#### [Exercise directions]
Which lines in the records below contain the word "Root"? Copy each one out.

— Start of Records shown —

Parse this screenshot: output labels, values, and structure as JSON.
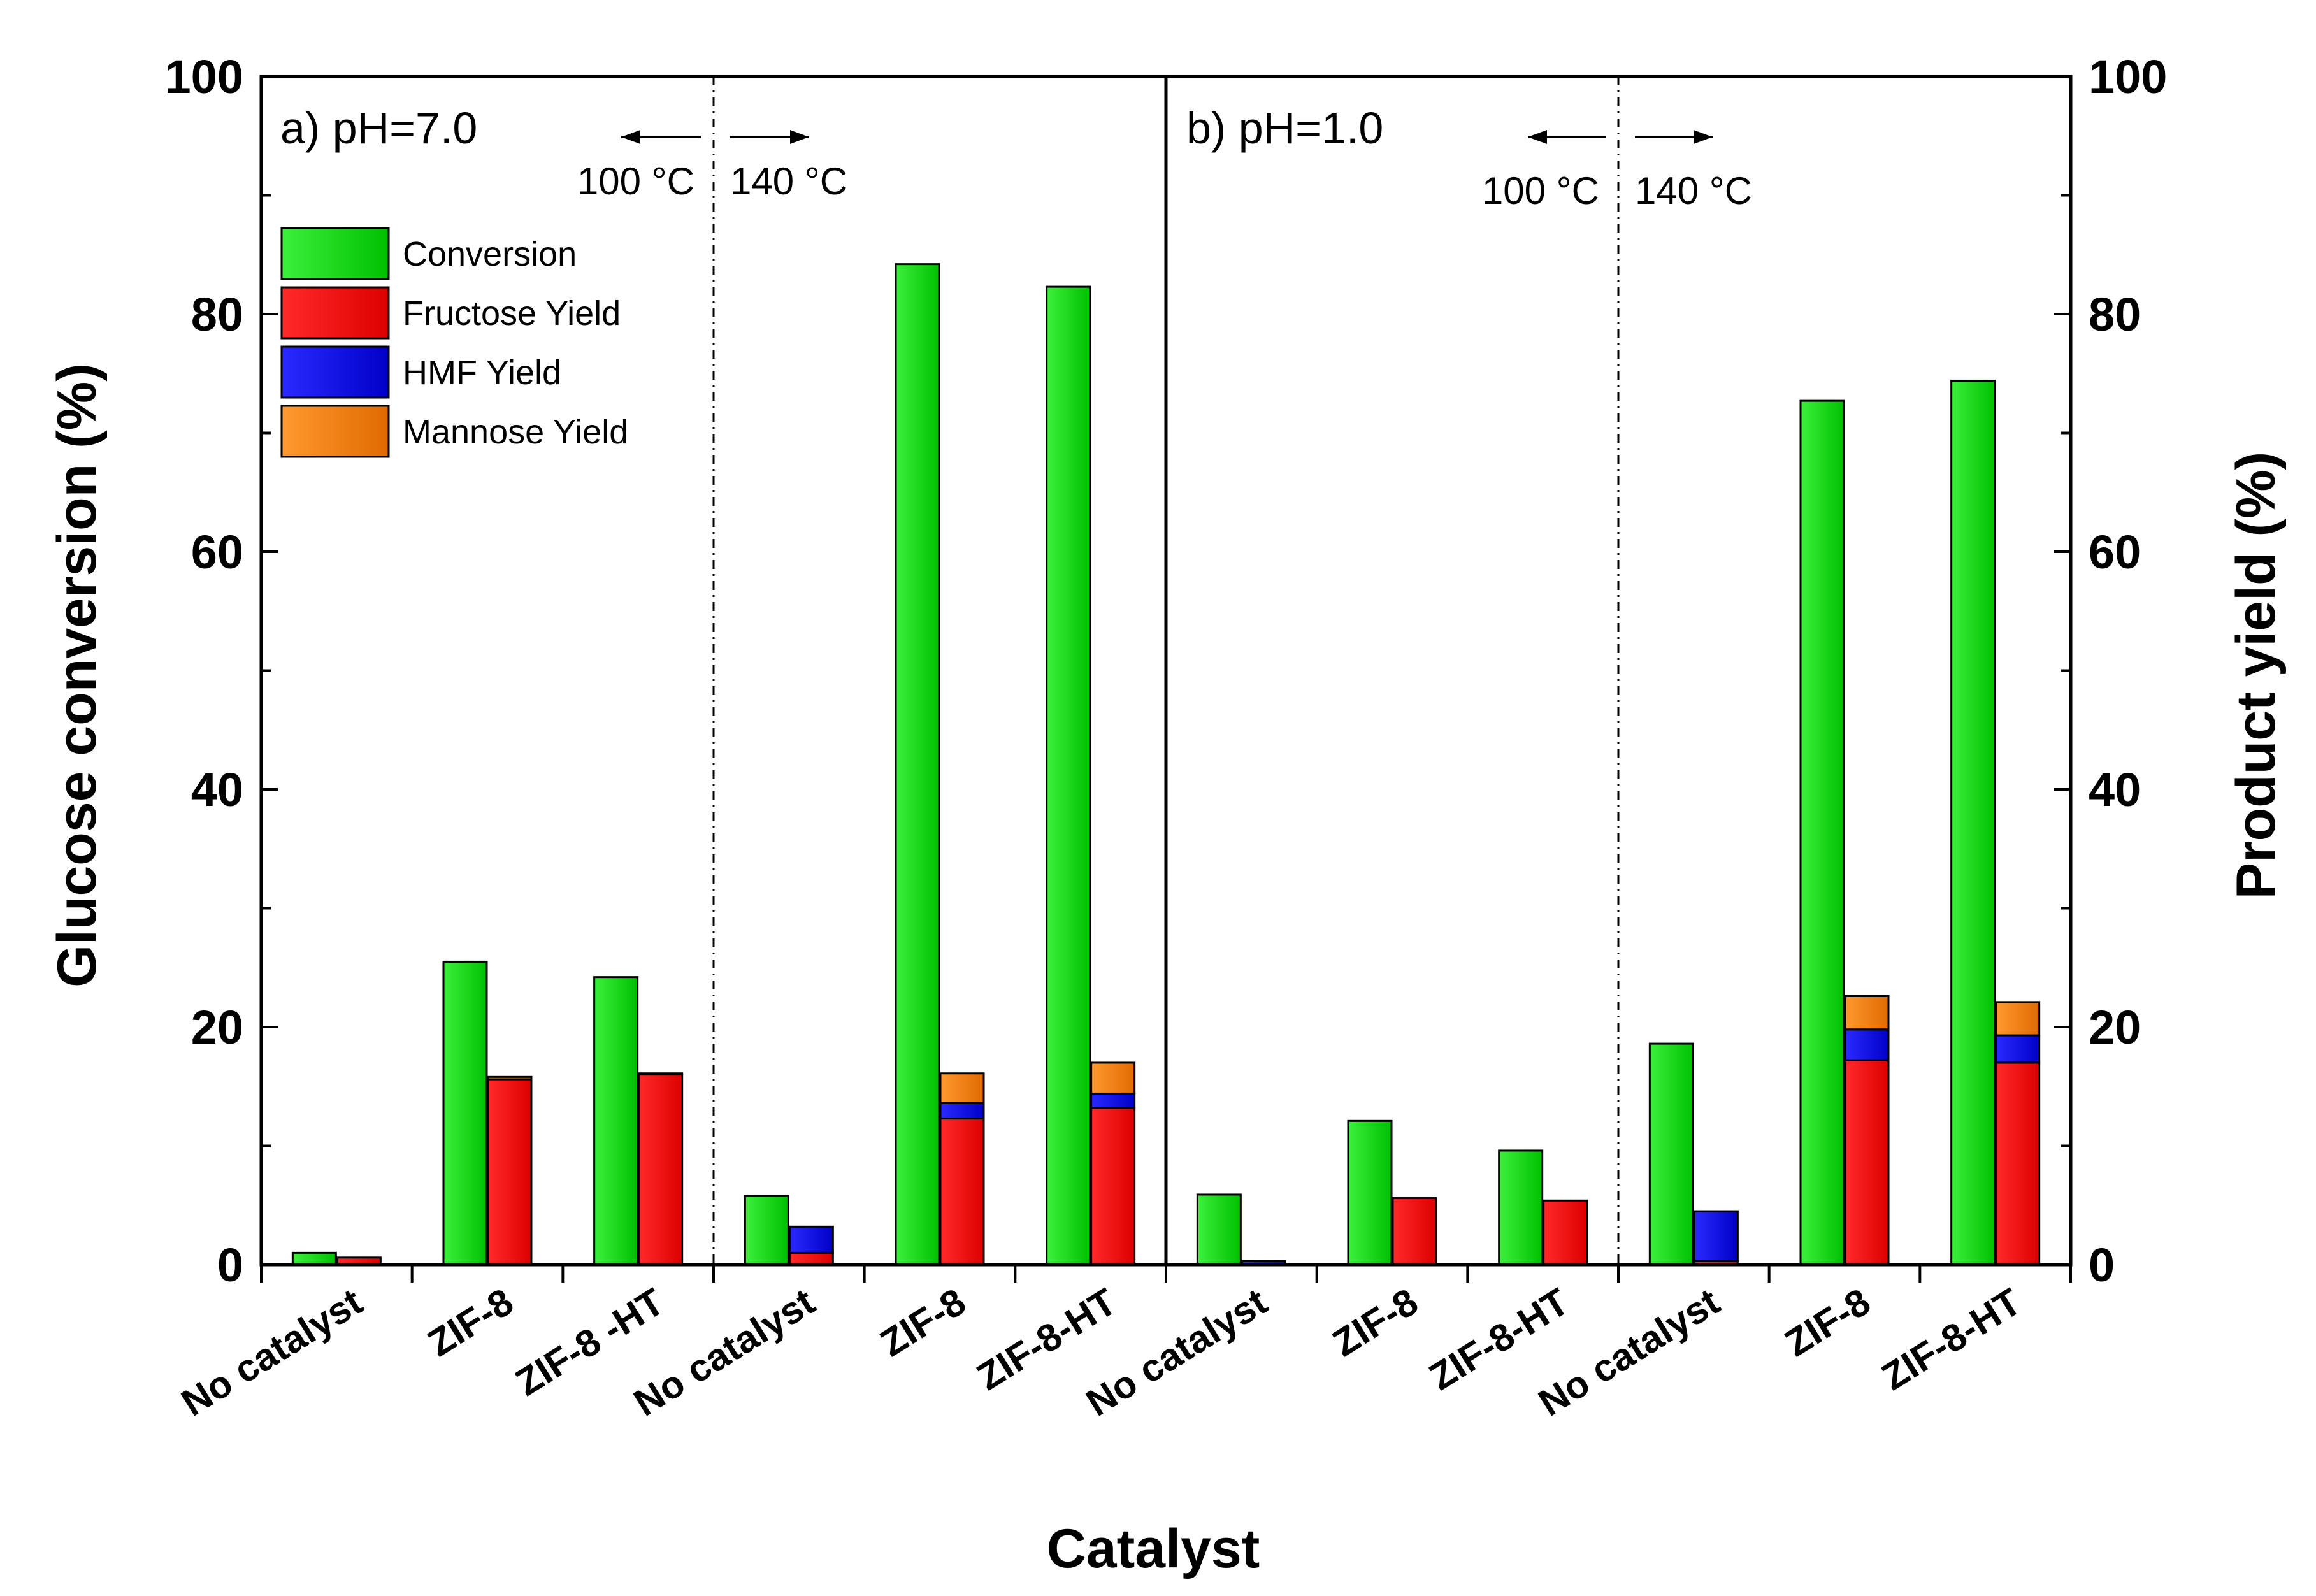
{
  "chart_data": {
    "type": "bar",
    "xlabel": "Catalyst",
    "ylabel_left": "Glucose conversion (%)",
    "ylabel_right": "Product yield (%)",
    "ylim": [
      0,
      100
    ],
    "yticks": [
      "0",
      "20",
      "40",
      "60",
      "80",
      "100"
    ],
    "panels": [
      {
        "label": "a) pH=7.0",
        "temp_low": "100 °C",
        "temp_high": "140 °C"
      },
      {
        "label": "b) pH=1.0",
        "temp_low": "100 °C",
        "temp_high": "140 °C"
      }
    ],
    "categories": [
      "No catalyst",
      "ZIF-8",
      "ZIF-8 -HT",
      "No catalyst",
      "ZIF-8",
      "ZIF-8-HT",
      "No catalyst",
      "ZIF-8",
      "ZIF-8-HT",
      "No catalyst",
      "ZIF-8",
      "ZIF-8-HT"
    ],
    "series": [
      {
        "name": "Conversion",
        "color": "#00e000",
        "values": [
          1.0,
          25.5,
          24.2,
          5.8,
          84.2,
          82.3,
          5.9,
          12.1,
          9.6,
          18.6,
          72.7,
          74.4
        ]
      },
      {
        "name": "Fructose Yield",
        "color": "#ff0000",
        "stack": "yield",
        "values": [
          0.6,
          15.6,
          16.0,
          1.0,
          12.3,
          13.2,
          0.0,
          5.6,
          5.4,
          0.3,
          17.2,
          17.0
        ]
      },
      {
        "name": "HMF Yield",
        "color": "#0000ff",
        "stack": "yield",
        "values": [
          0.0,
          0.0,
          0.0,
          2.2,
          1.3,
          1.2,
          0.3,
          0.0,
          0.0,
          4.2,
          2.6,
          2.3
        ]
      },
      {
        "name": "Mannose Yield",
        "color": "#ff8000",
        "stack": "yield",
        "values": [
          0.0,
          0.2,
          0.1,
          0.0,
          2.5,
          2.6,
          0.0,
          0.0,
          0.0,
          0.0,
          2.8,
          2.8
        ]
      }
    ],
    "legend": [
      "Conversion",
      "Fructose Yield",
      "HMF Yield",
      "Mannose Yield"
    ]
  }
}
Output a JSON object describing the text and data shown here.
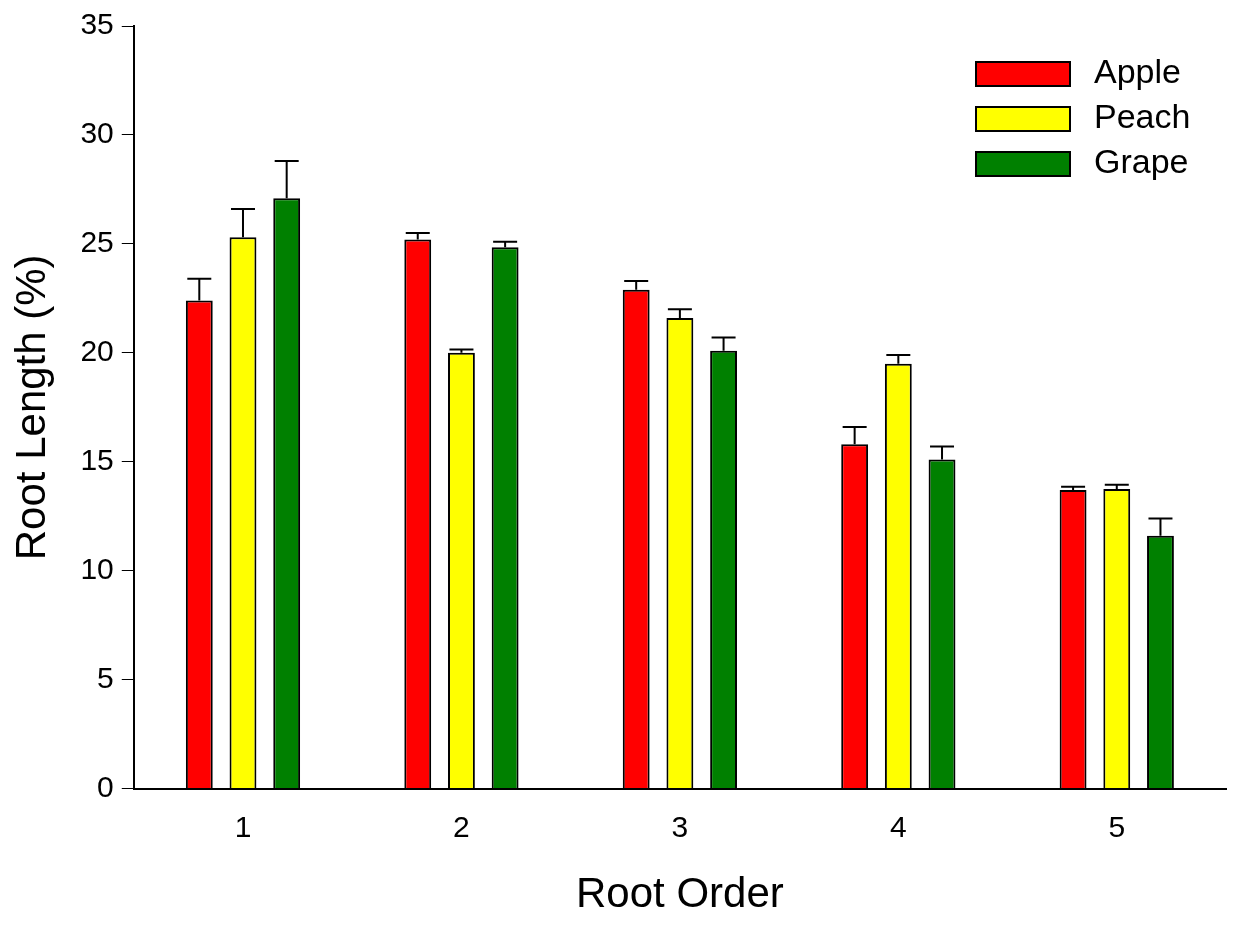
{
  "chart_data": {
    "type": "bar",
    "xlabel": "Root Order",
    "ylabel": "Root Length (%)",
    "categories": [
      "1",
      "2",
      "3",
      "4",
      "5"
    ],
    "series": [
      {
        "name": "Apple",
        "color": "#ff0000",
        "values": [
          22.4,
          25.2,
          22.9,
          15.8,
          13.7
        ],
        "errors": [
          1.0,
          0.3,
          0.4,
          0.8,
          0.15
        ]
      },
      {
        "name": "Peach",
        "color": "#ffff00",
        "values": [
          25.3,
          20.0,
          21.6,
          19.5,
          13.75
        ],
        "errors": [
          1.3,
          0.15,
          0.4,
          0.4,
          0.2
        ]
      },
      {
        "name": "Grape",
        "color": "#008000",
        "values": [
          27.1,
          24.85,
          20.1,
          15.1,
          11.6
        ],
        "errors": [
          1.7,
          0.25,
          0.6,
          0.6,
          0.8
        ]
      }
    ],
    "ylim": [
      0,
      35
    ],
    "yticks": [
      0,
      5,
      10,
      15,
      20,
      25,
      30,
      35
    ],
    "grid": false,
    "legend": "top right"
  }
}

— End of Records shown —

#### [Solution for this exercise]
    "xlabel": "Root Order",
    "ylabel": "Root Length (%)",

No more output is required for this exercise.